____ AVAILABLE DATA

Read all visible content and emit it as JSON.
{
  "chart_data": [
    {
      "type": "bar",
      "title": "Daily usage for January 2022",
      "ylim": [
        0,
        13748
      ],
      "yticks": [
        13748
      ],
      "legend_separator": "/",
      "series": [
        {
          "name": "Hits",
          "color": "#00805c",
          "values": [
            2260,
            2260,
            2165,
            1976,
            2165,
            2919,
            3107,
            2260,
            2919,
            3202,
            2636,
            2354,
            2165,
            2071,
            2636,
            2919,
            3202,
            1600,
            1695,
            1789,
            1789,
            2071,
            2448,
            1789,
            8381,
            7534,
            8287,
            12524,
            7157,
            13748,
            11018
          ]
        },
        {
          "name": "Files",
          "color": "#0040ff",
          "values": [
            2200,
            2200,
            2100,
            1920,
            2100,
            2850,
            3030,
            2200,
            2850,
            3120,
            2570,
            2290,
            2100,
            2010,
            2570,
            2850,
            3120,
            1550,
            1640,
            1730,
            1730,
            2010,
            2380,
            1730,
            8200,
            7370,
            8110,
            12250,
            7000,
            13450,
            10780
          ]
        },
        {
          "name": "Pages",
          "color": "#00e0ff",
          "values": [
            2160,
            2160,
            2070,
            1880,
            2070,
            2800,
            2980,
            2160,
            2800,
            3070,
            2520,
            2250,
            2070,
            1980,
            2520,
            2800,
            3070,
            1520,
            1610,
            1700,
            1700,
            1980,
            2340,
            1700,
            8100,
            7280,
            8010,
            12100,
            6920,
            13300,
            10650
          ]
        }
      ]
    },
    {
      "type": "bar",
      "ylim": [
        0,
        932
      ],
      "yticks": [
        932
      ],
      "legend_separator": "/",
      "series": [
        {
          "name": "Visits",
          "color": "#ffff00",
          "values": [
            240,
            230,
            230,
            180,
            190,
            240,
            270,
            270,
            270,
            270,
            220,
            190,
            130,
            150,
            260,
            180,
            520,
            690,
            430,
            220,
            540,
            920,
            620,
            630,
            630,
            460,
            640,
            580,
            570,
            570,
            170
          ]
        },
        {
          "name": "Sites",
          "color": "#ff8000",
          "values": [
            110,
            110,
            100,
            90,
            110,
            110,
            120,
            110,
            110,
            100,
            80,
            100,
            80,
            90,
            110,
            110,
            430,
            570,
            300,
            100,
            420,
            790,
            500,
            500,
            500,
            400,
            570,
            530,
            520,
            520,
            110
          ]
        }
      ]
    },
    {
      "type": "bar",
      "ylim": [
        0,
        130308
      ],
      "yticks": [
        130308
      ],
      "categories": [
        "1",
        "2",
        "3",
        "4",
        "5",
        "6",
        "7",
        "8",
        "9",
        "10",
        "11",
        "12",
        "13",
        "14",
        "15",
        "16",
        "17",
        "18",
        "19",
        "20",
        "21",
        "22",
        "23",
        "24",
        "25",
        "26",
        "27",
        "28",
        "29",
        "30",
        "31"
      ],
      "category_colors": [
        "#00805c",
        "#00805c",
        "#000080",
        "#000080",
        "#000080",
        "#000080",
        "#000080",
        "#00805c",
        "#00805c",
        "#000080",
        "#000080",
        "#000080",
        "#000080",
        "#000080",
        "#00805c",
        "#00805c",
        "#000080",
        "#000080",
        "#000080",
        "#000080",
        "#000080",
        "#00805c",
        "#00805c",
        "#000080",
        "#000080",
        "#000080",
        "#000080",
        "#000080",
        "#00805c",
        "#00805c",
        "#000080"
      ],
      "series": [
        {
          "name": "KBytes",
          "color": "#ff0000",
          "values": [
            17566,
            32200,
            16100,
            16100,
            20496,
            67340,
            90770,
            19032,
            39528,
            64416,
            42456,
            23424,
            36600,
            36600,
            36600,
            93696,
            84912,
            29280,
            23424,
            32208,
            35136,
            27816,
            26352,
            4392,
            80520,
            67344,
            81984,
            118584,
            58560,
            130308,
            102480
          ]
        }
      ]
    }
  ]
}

________

Exactly as they are written, print the entries again.

Read all visible content and emit it as JSON.
{
  "chart_data": [
    {
      "type": "bar",
      "title": "Daily usage for January 2022",
      "ylim": [
        0,
        13748
      ],
      "yticks": [
        13748
      ],
      "legend_separator": "/",
      "series": [
        {
          "name": "Hits",
          "color": "#00805c",
          "values": [
            2260,
            2260,
            2165,
            1976,
            2165,
            2919,
            3107,
            2260,
            2919,
            3202,
            2636,
            2354,
            2165,
            2071,
            2636,
            2919,
            3202,
            1600,
            1695,
            1789,
            1789,
            2071,
            2448,
            1789,
            8381,
            7534,
            8287,
            12524,
            7157,
            13748,
            11018
          ]
        },
        {
          "name": "Files",
          "color": "#0040ff",
          "values": [
            2200,
            2200,
            2100,
            1920,
            2100,
            2850,
            3030,
            2200,
            2850,
            3120,
            2570,
            2290,
            2100,
            2010,
            2570,
            2850,
            3120,
            1550,
            1640,
            1730,
            1730,
            2010,
            2380,
            1730,
            8200,
            7370,
            8110,
            12250,
            7000,
            13450,
            10780
          ]
        },
        {
          "name": "Pages",
          "color": "#00e0ff",
          "values": [
            2160,
            2160,
            2070,
            1880,
            2070,
            2800,
            2980,
            2160,
            2800,
            3070,
            2520,
            2250,
            2070,
            1980,
            2520,
            2800,
            3070,
            1520,
            1610,
            1700,
            1700,
            1980,
            2340,
            1700,
            8100,
            7280,
            8010,
            12100,
            6920,
            13300,
            10650
          ]
        }
      ]
    },
    {
      "type": "bar",
      "ylim": [
        0,
        932
      ],
      "yticks": [
        932
      ],
      "legend_separator": "/",
      "series": [
        {
          "name": "Visits",
          "color": "#ffff00",
          "values": [
            240,
            230,
            230,
            180,
            190,
            240,
            270,
            270,
            270,
            270,
            220,
            190,
            130,
            150,
            260,
            180,
            520,
            690,
            430,
            220,
            540,
            920,
            620,
            630,
            630,
            460,
            640,
            580,
            570,
            570,
            170
          ]
        },
        {
          "name": "Sites",
          "color": "#ff8000",
          "values": [
            110,
            110,
            100,
            90,
            110,
            110,
            120,
            110,
            110,
            100,
            80,
            100,
            80,
            90,
            110,
            110,
            430,
            570,
            300,
            100,
            420,
            790,
            500,
            500,
            500,
            400,
            570,
            530,
            520,
            520,
            110
          ]
        }
      ]
    },
    {
      "type": "bar",
      "ylim": [
        0,
        130308
      ],
      "yticks": [
        130308
      ],
      "categories": [
        "1",
        "2",
        "3",
        "4",
        "5",
        "6",
        "7",
        "8",
        "9",
        "10",
        "11",
        "12",
        "13",
        "14",
        "15",
        "16",
        "17",
        "18",
        "19",
        "20",
        "21",
        "22",
        "23",
        "24",
        "25",
        "26",
        "27",
        "28",
        "29",
        "30",
        "31"
      ],
      "category_colors": [
        "#00805c",
        "#00805c",
        "#000080",
        "#000080",
        "#000080",
        "#000080",
        "#000080",
        "#00805c",
        "#00805c",
        "#000080",
        "#000080",
        "#000080",
        "#000080",
        "#000080",
        "#00805c",
        "#00805c",
        "#000080",
        "#000080",
        "#000080",
        "#000080",
        "#000080",
        "#00805c",
        "#00805c",
        "#000080",
        "#000080",
        "#000080",
        "#000080",
        "#000080",
        "#00805c",
        "#00805c",
        "#000080"
      ],
      "series": [
        {
          "name": "KBytes",
          "color": "#ff0000",
          "values": [
            17566,
            32200,
            16100,
            16100,
            20496,
            67340,
            90770,
            19032,
            39528,
            64416,
            42456,
            23424,
            36600,
            36600,
            36600,
            93696,
            84912,
            29280,
            23424,
            32208,
            35136,
            27816,
            26352,
            4392,
            80520,
            67344,
            81984,
            118584,
            58560,
            130308,
            102480
          ]
        }
      ]
    }
  ]
}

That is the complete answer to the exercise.